• DATA FOR THIS EXERCISE:
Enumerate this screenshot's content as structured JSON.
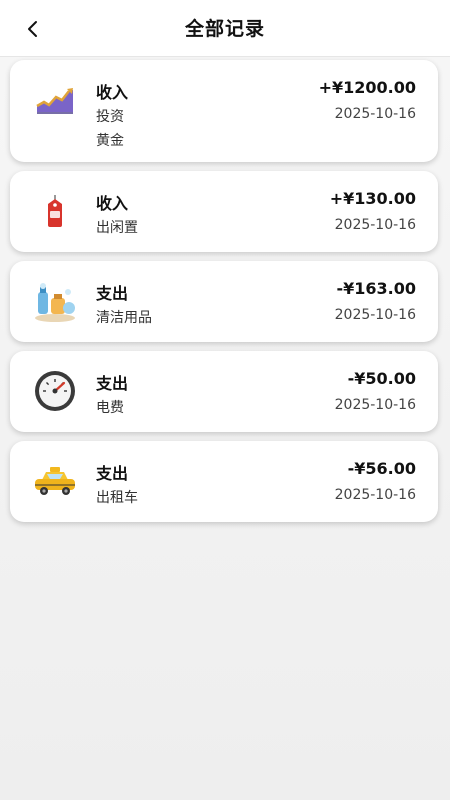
{
  "header": {
    "title": "全部记录",
    "back_icon": "chevron-left-icon"
  },
  "records": [
    {
      "type": "收入",
      "category": "投资",
      "note": "黄金",
      "amount": "+¥1200.00",
      "date": "2025-10-16",
      "icon": "growth-chart-icon"
    },
    {
      "type": "收入",
      "category": "出闲置",
      "amount": "+¥130.00",
      "date": "2025-10-16",
      "icon": "price-tag-icon"
    },
    {
      "type": "支出",
      "category": "清洁用品",
      "amount": "-¥163.00",
      "date": "2025-10-16",
      "icon": "cleaning-supplies-icon"
    },
    {
      "type": "支出",
      "category": "电费",
      "amount": "-¥50.00",
      "date": "2025-10-16",
      "icon": "electric-meter-icon"
    },
    {
      "type": "支出",
      "category": "出租车",
      "amount": "-¥56.00",
      "date": "2025-10-16",
      "icon": "taxi-icon"
    }
  ]
}
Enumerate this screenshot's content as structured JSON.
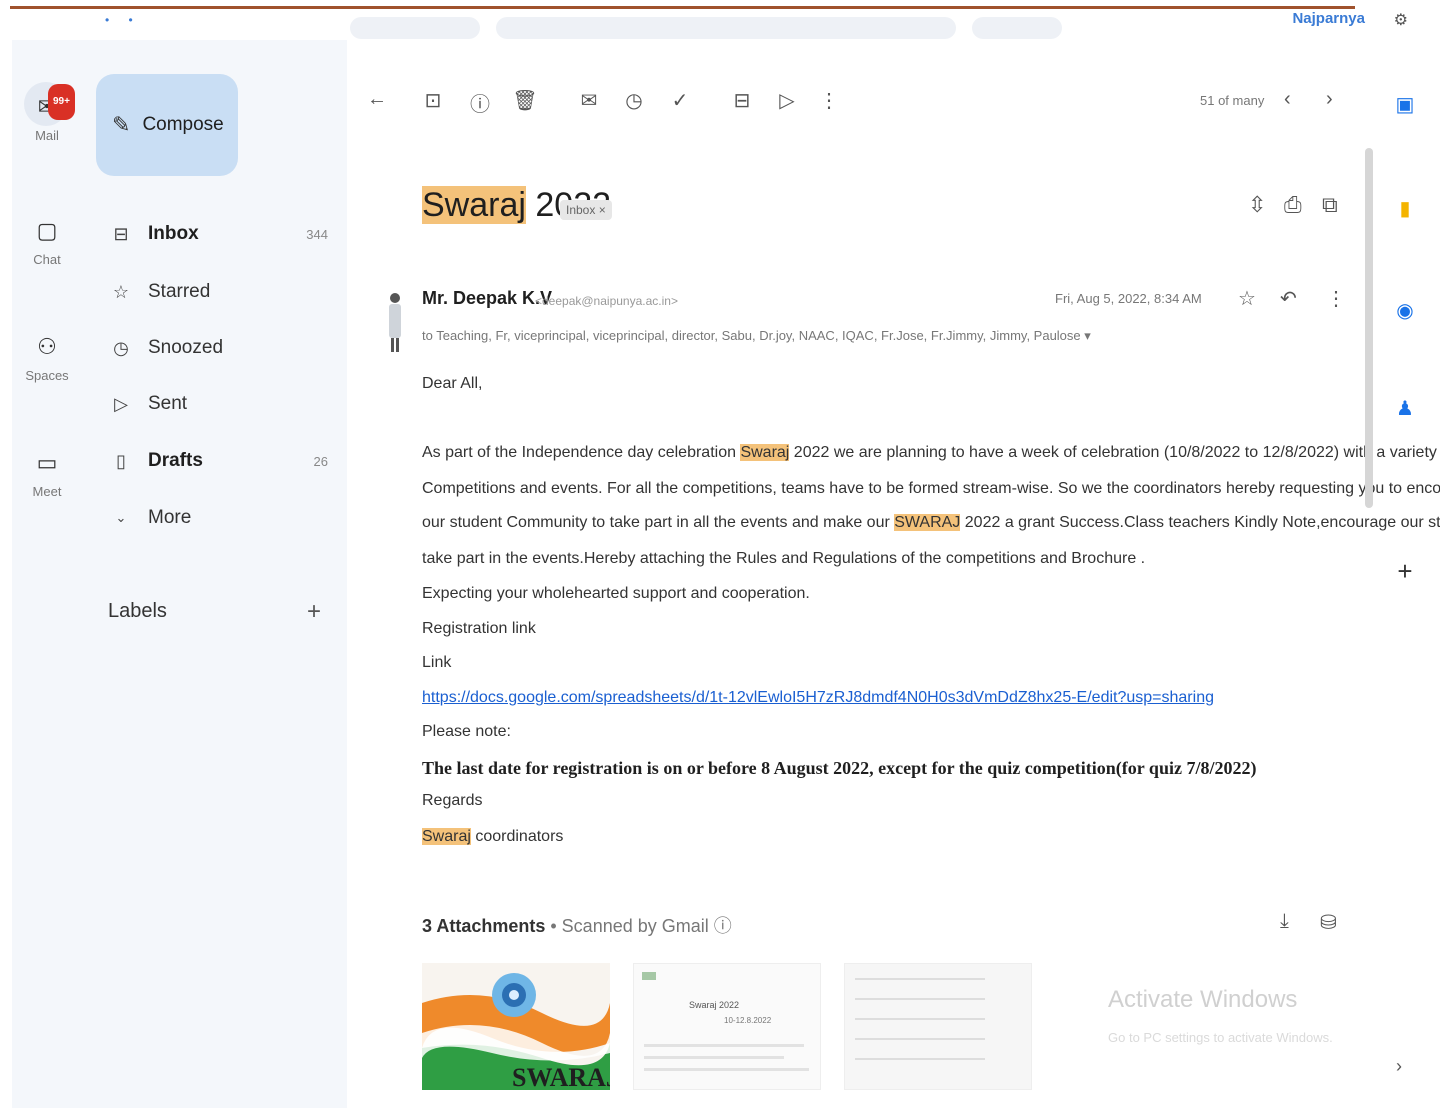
{
  "topbar": {
    "dots": "• •",
    "user": "Najparnya",
    "corner_icon": "settings-icon"
  },
  "rail": {
    "mail": {
      "label": "Mail",
      "badge": "99+",
      "icon": "mail-icon"
    },
    "chat": {
      "label": "Chat",
      "icon": "chat-icon"
    },
    "spaces": {
      "label": "Spaces",
      "icon": "spaces-icon"
    },
    "meet": {
      "label": "Meet",
      "icon": "meet-icon"
    }
  },
  "nav": {
    "compose": "Compose",
    "items": [
      {
        "label": "Inbox",
        "count": "344",
        "icon": "inbox-icon"
      },
      {
        "label": "Starred",
        "count": "",
        "icon": "star-icon"
      },
      {
        "label": "Snoozed",
        "count": "",
        "icon": "clock-icon"
      },
      {
        "label": "Sent",
        "count": "",
        "icon": "send-icon"
      },
      {
        "label": "Drafts",
        "count": "26",
        "icon": "draft-icon"
      },
      {
        "label": "More",
        "count": "",
        "icon": "chevron-down-icon"
      }
    ],
    "labels_heading": "Labels"
  },
  "toolbar": {
    "pager": "51 of many"
  },
  "message": {
    "subject_highlight": "Swaraj",
    "subject_rest": " 2022",
    "chip": "Inbox ×",
    "sender": "Mr. Deepak K.V",
    "sender_email": "<deepak@naipunya.ac.in>",
    "recipients": "to Teaching, Fr, viceprincipal, viceprincipal, director, Sabu, Dr.joy, NAAC, IQAC, Fr.Jose, Fr.Jimmy, Jimmy, Paulose ▾",
    "datetime": "Fri, Aug 5, 2022, 8:34 AM",
    "greeting": "Dear All,",
    "p1_pre": "As part of the Independence day celebration ",
    "p1_hl": "Swaraj",
    "p1_post": " 2022  we are planning to have a week of celebration (10/8/2022 to 12/8/2022)  with a variety of",
    "p2": "Competitions and events.  For all the competitions, teams have to be formed stream-wise. So we the coordinators hereby requesting you to encourage",
    "p3_pre": "our student Community to take part in all the events and make our ",
    "p3_hl": "SWARAJ",
    "p3_post": " 2022 a grant Success.Class teachers Kindly Note,encourage our students to",
    "p4": "take part in the events.Hereby attaching the Rules and Regulations of the competitions and Brochure .",
    "p5": "Expecting your wholehearted support and cooperation.",
    "p6": " Registration link",
    "p7": "Link",
    "link": "https://docs.google.com/spreadsheets/d/1t-12vlEwloI5H7zRJ8dmdf4N0H0s3dVmDdZ8hx25-E/edit?usp=sharing",
    "p8": "Please note:",
    "bold_note": "The last date for registration is on or before 8 August 2022, except for the quiz competition(for quiz 7/8/2022)",
    "regards": "Regards",
    "sign_hl": "Swaraj",
    "sign_rest": " coordinators"
  },
  "attachments": {
    "count_label": "3 Attachments",
    "scanned": " • Scanned by Gmail ⓘ",
    "thumb1_caption": "SWARAJ",
    "thumb2_title": "Swaraj 2022",
    "thumb2_sub": "10-12.8.2022"
  },
  "watermark": {
    "title": "Activate Windows",
    "sub": "Go to PC settings to activate Windows."
  },
  "colors": {
    "highlight": "#f4c27a",
    "accent": "#1a5fd1",
    "compose_bg": "#c9def4",
    "badge": "#d93025"
  }
}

• DIRECTIONS:
Copy in full each line that holds the word "coordinators".

• FULL SOLUTION:
    "p2": "Competitions and events.  For all the competitions, teams have to be formed stream-wise. So we the coordinators hereby requesting you to encourage",
    "sign_rest": " coordinators"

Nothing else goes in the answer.